▶ [What is asked]: Write the material out again exactly as it stands.
>> begin Records to process
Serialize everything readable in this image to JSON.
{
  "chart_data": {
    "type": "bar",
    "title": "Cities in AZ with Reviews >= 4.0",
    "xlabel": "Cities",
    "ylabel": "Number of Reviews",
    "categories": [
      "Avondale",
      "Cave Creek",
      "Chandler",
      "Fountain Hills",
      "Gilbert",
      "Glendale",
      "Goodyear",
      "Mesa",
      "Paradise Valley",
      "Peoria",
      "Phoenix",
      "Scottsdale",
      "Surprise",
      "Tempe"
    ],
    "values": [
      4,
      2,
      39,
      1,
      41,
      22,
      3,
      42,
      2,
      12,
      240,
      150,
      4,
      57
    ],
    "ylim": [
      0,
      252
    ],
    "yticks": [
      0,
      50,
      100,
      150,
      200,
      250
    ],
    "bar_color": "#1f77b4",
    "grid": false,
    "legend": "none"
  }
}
>> end Records to process
▶ [Solution to the problem]:
Serialize everything readable in this image to JSON.
{
  "chart_data": {
    "type": "bar",
    "title": "Cities in AZ with Reviews >= 4.0",
    "xlabel": "Cities",
    "ylabel": "Number of Reviews",
    "categories": [
      "Avondale",
      "Cave Creek",
      "Chandler",
      "Fountain Hills",
      "Gilbert",
      "Glendale",
      "Goodyear",
      "Mesa",
      "Paradise Valley",
      "Peoria",
      "Phoenix",
      "Scottsdale",
      "Surprise",
      "Tempe"
    ],
    "values": [
      4,
      2,
      39,
      1,
      41,
      22,
      3,
      42,
      2,
      12,
      240,
      150,
      4,
      57
    ],
    "ylim": [
      0,
      252
    ],
    "yticks": [
      0,
      50,
      100,
      150,
      200,
      250
    ],
    "bar_color": "#1f77b4",
    "grid": false,
    "legend": "none"
  }
}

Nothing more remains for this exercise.